> _Work to be completed_
Set down all of the data that follows word for word, without the images.

Start Provided entries

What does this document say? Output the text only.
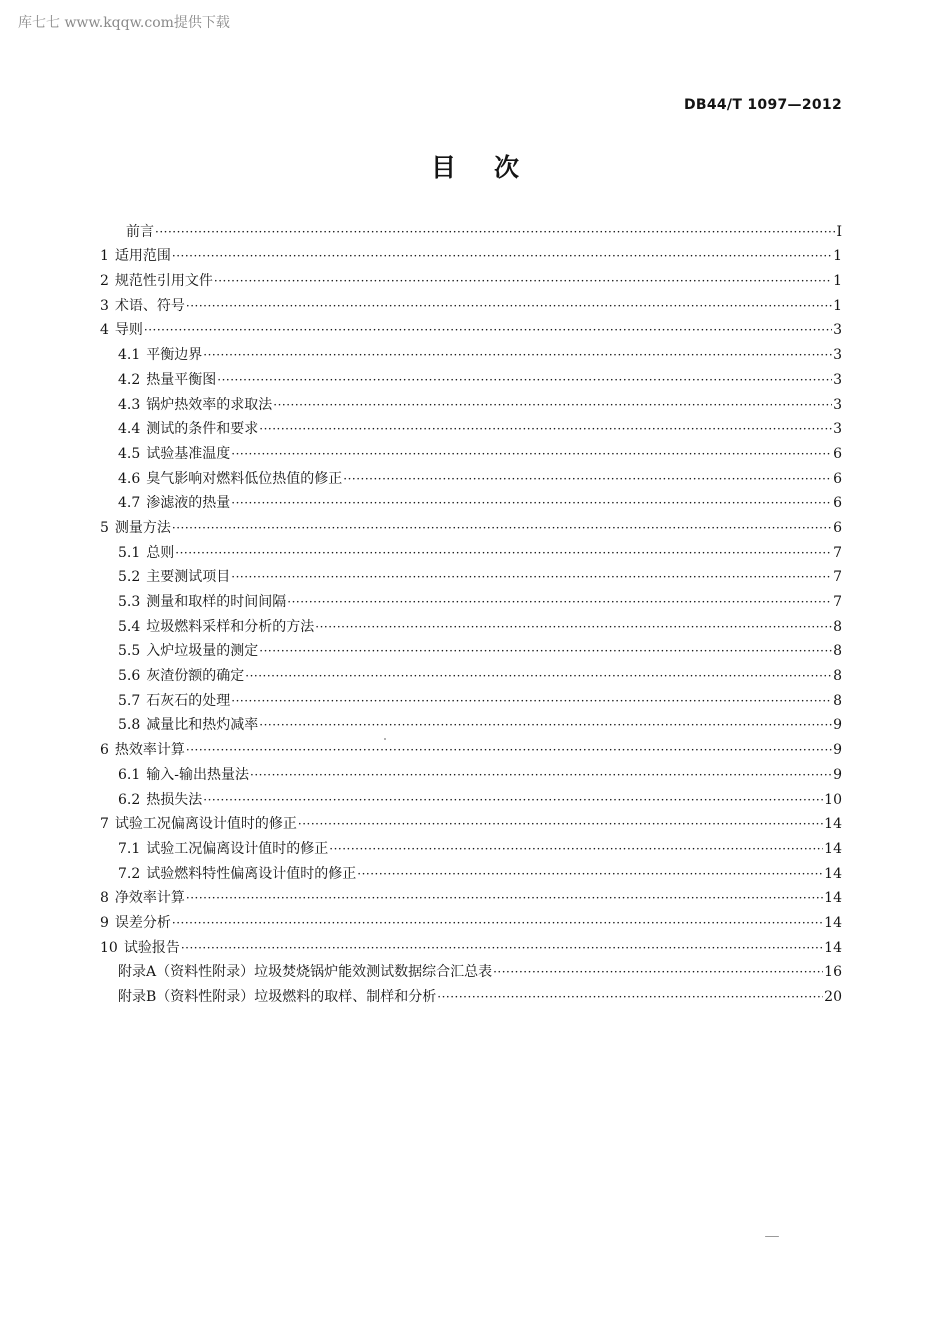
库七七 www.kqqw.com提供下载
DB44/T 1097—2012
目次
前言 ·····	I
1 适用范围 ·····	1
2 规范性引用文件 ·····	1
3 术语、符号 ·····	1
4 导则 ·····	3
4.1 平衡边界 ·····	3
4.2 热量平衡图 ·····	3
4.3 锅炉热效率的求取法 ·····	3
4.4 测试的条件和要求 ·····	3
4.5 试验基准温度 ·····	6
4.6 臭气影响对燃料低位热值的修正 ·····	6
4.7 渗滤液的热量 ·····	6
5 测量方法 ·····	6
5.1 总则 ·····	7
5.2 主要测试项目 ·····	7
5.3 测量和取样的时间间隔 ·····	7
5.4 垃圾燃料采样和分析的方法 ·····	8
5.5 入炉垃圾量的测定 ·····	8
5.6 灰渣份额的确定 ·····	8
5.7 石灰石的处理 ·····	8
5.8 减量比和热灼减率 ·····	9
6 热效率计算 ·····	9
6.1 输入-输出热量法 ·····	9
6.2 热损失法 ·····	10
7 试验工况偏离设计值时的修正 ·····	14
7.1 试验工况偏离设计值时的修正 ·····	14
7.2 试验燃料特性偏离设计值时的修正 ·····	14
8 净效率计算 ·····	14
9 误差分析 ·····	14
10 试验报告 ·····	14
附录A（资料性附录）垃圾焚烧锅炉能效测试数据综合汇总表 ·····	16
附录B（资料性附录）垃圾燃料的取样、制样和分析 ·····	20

End Provided entries

> _Task output_
What does this document say? Output the text only.
库七七 www.kqqw.com提供下载
DB44/T 1097—2012
目次
前言 ·····	I
1 适用范围 ·····	1
2 规范性引用文件 ·····	1
3 术语、符号 ·····	1
4 导则 ·····	3
4.1 平衡边界 ·····	3
4.2 热量平衡图 ·····	3
4.3 锅炉热效率的求取法 ·····	3
4.4 测试的条件和要求 ·····	3
4.5 试验基准温度 ·····	6
4.6 臭气影响对燃料低位热值的修正 ·····	6
4.7 渗滤液的热量 ·····	6
5 测量方法 ·····	6
5.1 总则 ·····	7
5.2 主要测试项目 ·····	7
5.3 测量和取样的时间间隔 ·····	7
5.4 垃圾燃料采样和分析的方法 ·····	8
5.5 入炉垃圾量的测定 ·····	8
5.6 灰渣份额的确定 ·····	8
5.7 石灰石的处理 ·····	8
5.8 减量比和热灼减率 ·····	9
6 热效率计算 ·····	9
6.1 输入-输出热量法 ·····	9
6.2 热损失法 ·····	10
7 试验工况偏离设计值时的修正 ·····	14
7.1 试验工况偏离设计值时的修正 ·····	14
7.2 试验燃料特性偏离设计值时的修正 ·····	14
8 净效率计算 ·····	14
9 误差分析 ·····	14
10 试验报告 ·····	14
附录A（资料性附录）垃圾焚烧锅炉能效测试数据综合汇总表 ·····	16
附录B（资料性附录）垃圾燃料的取样、制样和分析 ·····	20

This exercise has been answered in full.